## What you are asked to do
In the records that follow, show each line where the word "screenshot" is present.

## Task material
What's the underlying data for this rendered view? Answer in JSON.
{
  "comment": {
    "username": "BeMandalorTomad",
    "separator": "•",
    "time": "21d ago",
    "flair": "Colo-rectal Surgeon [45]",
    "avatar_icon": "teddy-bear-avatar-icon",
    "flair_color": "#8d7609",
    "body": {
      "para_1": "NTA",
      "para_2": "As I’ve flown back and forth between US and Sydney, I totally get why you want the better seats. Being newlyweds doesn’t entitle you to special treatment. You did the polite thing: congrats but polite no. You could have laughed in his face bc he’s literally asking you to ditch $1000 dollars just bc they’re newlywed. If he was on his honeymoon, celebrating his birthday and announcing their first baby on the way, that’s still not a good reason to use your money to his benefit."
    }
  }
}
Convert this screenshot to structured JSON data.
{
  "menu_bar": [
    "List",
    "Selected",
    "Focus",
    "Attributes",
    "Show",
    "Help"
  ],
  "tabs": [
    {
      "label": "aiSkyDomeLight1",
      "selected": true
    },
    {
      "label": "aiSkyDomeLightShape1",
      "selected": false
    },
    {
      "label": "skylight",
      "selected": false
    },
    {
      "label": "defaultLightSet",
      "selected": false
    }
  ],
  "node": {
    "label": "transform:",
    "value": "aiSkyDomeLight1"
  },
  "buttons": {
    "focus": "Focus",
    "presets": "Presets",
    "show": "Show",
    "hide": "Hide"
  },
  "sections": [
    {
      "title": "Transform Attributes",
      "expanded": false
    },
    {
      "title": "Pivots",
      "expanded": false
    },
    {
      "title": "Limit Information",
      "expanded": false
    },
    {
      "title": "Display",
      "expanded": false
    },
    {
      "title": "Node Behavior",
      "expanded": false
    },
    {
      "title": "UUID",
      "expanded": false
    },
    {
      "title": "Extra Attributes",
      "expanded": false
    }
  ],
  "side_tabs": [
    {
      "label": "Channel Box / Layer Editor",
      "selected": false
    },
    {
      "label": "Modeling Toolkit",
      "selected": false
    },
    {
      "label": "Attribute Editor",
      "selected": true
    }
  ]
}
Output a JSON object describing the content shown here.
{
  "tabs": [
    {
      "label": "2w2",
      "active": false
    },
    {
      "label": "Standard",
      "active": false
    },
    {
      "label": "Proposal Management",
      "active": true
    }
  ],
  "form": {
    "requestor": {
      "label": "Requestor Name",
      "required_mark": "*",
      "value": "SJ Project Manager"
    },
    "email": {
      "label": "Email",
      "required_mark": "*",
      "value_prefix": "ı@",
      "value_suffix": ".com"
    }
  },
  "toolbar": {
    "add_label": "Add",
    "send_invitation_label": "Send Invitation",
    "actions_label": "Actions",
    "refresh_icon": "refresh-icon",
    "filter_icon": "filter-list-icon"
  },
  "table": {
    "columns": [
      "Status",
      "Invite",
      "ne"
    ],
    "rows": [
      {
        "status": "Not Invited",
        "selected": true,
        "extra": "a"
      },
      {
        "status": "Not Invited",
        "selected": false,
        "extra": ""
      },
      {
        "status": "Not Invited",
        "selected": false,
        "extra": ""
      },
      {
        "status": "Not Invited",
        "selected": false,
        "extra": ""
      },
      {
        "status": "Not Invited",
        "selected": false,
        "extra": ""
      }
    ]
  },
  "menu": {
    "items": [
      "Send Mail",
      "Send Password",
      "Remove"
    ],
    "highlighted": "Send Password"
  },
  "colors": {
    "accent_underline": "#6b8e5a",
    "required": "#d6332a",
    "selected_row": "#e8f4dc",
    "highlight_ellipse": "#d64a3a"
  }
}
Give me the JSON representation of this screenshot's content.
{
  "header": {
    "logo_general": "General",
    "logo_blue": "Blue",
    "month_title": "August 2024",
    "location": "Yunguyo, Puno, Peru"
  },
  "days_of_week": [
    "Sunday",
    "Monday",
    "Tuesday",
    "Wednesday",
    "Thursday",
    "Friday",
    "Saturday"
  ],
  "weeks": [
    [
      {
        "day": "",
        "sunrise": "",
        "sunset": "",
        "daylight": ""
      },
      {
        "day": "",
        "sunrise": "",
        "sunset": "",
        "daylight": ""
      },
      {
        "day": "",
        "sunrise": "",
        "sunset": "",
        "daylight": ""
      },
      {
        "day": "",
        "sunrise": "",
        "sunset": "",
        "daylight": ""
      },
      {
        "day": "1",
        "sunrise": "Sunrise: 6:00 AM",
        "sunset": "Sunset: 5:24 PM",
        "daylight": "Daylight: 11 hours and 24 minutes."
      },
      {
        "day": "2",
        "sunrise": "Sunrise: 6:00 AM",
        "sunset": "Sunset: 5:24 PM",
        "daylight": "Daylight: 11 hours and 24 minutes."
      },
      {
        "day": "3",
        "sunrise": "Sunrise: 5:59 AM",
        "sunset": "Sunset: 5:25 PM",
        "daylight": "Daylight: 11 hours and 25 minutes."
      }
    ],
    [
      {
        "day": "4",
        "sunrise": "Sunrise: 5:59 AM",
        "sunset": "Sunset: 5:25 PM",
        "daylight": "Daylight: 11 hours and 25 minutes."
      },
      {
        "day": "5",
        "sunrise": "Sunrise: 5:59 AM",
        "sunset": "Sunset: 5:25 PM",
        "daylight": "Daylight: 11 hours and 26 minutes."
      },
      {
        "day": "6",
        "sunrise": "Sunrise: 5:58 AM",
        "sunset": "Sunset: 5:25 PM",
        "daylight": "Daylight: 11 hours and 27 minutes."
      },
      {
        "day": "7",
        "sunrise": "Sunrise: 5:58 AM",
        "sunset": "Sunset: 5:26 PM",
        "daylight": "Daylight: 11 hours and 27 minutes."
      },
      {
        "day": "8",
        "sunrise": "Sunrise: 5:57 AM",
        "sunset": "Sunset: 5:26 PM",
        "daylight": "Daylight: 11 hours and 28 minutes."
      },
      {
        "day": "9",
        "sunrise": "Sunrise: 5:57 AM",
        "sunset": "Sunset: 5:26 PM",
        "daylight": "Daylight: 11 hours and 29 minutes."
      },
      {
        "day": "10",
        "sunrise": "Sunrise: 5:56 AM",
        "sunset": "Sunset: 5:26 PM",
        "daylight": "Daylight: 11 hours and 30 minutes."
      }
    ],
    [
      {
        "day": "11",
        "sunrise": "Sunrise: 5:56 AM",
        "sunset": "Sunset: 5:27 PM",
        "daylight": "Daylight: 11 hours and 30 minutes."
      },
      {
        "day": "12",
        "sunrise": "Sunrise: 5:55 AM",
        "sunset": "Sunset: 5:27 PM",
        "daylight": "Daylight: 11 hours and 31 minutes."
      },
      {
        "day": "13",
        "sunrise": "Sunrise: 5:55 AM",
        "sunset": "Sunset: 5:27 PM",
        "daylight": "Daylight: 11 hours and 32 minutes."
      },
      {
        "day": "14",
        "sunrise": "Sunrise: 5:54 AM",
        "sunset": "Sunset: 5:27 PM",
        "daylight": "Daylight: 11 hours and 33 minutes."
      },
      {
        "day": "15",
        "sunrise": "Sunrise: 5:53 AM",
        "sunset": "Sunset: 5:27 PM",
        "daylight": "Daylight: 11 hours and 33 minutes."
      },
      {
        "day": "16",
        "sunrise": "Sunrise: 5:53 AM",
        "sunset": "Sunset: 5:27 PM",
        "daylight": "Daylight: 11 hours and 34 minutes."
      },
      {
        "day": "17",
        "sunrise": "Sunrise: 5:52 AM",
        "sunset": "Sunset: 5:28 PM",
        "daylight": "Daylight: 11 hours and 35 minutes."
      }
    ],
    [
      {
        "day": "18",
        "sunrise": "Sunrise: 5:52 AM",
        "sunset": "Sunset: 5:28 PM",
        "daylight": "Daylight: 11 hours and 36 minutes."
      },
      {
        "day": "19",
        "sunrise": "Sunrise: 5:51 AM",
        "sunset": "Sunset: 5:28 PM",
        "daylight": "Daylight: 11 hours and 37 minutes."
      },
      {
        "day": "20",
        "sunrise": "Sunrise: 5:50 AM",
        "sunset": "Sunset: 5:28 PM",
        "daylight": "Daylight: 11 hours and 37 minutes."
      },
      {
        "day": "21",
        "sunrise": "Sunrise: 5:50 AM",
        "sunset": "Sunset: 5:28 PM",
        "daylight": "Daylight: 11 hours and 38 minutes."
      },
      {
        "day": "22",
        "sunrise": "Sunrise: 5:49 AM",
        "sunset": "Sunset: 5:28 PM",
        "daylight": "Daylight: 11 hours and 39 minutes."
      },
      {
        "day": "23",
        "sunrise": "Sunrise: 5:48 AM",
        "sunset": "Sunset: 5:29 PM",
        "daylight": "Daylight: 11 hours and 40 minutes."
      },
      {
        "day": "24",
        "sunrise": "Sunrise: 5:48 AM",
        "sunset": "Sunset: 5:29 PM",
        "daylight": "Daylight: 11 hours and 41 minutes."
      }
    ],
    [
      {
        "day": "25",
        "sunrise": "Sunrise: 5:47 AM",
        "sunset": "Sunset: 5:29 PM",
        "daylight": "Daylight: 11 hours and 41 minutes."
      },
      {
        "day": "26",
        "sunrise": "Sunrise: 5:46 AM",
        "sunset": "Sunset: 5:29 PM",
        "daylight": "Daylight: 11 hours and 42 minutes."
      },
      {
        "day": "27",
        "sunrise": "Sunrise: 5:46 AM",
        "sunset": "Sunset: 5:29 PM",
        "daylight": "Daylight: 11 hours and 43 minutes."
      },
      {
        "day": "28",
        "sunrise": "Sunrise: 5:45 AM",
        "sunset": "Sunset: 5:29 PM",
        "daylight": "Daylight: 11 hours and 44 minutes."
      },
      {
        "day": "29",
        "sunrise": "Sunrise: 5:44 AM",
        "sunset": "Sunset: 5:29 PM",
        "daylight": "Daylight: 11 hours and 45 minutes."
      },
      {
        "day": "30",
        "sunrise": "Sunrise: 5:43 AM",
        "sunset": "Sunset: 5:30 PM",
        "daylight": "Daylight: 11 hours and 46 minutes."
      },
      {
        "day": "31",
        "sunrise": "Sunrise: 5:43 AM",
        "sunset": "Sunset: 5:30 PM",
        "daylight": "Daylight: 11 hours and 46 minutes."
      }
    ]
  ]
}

## Exercise answer
Convert this screenshot to structured JSON data.
Give me the JSON representation of this screenshot's content.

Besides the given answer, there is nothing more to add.